Saved entries
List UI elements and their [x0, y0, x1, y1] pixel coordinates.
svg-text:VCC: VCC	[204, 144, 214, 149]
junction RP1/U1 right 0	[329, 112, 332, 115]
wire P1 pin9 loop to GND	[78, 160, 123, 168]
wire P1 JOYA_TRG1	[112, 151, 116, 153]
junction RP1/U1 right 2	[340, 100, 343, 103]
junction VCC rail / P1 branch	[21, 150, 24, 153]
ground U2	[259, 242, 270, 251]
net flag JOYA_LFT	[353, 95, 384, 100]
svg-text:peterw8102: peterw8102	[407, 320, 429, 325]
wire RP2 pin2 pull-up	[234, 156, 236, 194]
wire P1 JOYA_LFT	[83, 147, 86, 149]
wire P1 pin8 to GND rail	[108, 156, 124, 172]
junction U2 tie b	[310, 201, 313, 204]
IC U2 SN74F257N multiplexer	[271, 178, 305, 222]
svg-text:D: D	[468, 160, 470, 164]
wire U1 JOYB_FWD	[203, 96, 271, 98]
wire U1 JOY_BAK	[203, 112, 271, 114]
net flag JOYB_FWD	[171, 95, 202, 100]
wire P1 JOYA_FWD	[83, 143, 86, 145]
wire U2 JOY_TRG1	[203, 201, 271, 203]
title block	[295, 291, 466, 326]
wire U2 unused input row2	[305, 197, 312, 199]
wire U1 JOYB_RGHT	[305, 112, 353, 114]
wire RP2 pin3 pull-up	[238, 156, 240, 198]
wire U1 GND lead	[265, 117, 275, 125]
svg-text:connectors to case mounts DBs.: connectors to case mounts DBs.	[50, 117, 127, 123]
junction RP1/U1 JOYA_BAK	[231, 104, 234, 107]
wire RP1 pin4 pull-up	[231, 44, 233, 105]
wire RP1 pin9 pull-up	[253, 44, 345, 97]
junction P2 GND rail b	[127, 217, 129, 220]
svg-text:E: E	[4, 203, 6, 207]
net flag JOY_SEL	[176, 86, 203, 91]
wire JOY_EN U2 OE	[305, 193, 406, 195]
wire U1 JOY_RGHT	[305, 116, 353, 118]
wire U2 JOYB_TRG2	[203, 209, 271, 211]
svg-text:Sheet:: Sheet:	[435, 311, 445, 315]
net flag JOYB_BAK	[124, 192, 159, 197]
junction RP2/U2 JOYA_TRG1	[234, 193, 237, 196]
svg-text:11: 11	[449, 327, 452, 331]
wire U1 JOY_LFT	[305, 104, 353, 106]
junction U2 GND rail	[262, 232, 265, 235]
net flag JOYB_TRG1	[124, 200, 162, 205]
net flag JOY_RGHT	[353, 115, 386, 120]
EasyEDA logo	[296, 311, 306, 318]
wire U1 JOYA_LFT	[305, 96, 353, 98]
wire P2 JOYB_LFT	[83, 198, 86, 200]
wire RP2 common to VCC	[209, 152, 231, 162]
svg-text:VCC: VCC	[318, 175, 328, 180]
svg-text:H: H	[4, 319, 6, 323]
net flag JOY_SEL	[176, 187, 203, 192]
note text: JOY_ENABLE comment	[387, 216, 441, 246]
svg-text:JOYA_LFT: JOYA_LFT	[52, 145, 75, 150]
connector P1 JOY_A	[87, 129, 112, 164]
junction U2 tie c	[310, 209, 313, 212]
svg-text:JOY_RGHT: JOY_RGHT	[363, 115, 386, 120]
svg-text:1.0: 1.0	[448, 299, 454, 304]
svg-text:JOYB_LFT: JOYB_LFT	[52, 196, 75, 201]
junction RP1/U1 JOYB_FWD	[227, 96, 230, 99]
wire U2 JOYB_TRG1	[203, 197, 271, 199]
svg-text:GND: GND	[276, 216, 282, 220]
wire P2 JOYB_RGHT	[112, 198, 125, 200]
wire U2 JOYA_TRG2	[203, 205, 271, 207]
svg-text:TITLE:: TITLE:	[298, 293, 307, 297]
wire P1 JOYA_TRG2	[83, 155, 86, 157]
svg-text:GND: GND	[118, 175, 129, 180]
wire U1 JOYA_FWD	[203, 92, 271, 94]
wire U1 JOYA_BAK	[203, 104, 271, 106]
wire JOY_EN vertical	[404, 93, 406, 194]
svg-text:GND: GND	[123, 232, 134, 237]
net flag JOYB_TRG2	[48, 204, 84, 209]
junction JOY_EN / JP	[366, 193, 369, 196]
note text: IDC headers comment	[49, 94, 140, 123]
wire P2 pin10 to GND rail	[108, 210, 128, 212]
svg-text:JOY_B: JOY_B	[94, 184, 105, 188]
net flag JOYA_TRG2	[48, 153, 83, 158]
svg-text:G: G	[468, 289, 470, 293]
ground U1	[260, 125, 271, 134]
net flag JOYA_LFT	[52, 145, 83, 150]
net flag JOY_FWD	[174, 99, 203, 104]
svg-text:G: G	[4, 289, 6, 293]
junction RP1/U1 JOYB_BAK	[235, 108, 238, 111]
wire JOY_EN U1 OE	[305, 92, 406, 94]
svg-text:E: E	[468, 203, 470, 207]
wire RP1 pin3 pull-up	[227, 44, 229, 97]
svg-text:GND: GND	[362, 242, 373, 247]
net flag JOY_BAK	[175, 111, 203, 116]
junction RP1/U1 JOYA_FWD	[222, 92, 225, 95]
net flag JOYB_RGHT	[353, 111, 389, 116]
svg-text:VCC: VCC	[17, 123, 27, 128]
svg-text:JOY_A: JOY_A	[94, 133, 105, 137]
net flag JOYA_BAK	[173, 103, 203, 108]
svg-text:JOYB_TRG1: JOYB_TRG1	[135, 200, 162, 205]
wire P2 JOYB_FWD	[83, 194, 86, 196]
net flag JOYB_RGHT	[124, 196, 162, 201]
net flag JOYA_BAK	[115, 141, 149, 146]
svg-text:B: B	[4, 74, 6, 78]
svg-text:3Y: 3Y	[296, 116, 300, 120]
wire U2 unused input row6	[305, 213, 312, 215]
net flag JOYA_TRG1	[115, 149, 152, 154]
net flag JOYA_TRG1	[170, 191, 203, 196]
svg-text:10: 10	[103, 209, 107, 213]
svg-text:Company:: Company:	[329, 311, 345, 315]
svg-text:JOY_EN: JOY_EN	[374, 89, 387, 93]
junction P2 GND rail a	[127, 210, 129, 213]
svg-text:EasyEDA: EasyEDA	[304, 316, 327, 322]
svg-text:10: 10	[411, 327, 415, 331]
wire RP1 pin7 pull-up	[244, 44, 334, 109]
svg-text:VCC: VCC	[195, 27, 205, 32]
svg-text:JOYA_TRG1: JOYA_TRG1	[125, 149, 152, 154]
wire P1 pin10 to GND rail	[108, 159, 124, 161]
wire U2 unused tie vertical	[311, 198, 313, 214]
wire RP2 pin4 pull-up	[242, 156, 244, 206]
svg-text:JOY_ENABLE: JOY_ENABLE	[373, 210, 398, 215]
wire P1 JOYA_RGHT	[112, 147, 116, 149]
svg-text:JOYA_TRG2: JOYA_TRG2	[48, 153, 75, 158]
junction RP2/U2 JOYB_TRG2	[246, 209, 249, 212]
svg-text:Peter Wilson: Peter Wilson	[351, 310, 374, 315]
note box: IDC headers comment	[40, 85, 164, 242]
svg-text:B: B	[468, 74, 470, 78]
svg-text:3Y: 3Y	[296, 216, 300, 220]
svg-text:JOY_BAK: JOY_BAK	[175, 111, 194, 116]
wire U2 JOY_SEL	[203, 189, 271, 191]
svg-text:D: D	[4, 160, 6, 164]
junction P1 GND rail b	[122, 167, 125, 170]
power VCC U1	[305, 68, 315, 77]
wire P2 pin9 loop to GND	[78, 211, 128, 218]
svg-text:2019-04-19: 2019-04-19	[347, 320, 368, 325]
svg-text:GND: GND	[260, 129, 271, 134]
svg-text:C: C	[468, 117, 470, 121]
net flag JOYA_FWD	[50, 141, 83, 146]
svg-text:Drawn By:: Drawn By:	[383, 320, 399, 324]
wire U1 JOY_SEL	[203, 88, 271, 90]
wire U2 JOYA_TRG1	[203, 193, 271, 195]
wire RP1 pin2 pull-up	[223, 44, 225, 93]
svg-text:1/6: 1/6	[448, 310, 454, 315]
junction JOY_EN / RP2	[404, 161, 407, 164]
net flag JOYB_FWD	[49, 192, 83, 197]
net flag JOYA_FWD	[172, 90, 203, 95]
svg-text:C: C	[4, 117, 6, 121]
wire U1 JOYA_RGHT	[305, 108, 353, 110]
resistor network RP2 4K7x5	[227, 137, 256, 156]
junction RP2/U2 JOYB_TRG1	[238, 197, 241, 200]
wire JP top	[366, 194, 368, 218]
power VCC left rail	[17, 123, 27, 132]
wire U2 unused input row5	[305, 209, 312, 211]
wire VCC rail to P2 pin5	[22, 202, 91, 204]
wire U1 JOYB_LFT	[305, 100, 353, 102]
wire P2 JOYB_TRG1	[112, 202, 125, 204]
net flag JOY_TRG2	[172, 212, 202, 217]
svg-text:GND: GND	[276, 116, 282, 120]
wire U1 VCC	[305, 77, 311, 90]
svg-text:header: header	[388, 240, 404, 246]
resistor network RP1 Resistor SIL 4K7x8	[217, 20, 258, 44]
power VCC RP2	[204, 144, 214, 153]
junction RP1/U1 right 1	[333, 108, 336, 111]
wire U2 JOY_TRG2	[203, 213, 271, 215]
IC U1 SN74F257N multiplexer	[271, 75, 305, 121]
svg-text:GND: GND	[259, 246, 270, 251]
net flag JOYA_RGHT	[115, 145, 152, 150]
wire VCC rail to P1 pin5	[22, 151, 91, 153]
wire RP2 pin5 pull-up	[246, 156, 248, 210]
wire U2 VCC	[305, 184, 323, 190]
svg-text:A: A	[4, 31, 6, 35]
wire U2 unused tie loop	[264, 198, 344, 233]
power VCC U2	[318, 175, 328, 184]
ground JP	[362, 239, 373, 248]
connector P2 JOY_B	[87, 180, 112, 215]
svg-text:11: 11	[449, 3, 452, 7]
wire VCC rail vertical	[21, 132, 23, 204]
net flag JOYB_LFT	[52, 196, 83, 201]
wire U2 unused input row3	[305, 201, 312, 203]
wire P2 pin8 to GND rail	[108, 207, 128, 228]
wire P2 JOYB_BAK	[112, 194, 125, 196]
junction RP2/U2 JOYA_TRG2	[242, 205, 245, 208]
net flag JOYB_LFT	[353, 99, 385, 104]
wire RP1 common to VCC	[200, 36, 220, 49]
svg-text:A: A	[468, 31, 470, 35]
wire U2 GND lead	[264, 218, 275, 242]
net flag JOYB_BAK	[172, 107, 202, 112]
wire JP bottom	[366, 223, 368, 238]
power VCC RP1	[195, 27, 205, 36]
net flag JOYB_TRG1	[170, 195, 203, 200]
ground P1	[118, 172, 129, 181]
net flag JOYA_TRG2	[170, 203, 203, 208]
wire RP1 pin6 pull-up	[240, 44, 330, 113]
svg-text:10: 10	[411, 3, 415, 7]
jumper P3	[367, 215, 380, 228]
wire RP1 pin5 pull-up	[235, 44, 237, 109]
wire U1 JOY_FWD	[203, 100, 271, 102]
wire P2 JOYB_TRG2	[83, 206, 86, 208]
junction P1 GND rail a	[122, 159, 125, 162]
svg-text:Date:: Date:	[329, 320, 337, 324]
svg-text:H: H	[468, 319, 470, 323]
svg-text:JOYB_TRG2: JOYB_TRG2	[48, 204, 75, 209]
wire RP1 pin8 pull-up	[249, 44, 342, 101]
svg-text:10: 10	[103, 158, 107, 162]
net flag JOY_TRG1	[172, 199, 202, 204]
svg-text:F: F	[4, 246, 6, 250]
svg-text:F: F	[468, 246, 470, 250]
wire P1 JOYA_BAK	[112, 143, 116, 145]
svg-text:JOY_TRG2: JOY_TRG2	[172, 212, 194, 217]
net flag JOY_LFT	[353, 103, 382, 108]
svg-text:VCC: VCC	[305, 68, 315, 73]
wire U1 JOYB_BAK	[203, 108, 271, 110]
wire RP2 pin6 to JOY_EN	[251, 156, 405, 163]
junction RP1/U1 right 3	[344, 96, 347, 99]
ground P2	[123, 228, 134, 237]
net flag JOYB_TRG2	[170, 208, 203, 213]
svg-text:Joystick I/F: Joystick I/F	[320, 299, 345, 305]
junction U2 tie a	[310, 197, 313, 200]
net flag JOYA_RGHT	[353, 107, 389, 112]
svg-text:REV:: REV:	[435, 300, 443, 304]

THE TASK:
Rewrite the data from its first line through the line containing "291, 466, 326]", substituting "node" for each occurrence of "junction" and leaving everything else unchanged.

IN RESPONSE:
List UI elements and their [x0, y0, x1, y1] pixel coordinates.
svg-text:VCC: VCC	[204, 144, 214, 149]
node RP1/U1 right 0	[329, 112, 332, 115]
wire P1 pin9 loop to GND	[78, 160, 123, 168]
wire P1 JOYA_TRG1	[112, 151, 116, 153]
node RP1/U1 right 2	[340, 100, 343, 103]
node VCC rail / P1 branch	[21, 150, 24, 153]
ground U2	[259, 242, 270, 251]
net flag JOYA_LFT	[353, 95, 384, 100]
svg-text:peterw8102: peterw8102	[407, 320, 429, 325]
wire RP2 pin2 pull-up	[234, 156, 236, 194]
wire P1 JOYA_LFT	[83, 147, 86, 149]
wire P1 pin8 to GND rail	[108, 156, 124, 172]
node U2 tie b	[310, 201, 313, 204]
IC U2 SN74F257N multiplexer	[271, 178, 305, 222]
svg-text:D: D	[468, 160, 470, 164]
wire U1 JOYB_FWD	[203, 96, 271, 98]
wire U1 JOY_BAK	[203, 112, 271, 114]
net flag JOYB_FWD	[171, 95, 202, 100]
wire P1 JOYA_FWD	[83, 143, 86, 145]
wire U2 JOY_TRG1	[203, 201, 271, 203]
title block	[295, 291, 466, 326]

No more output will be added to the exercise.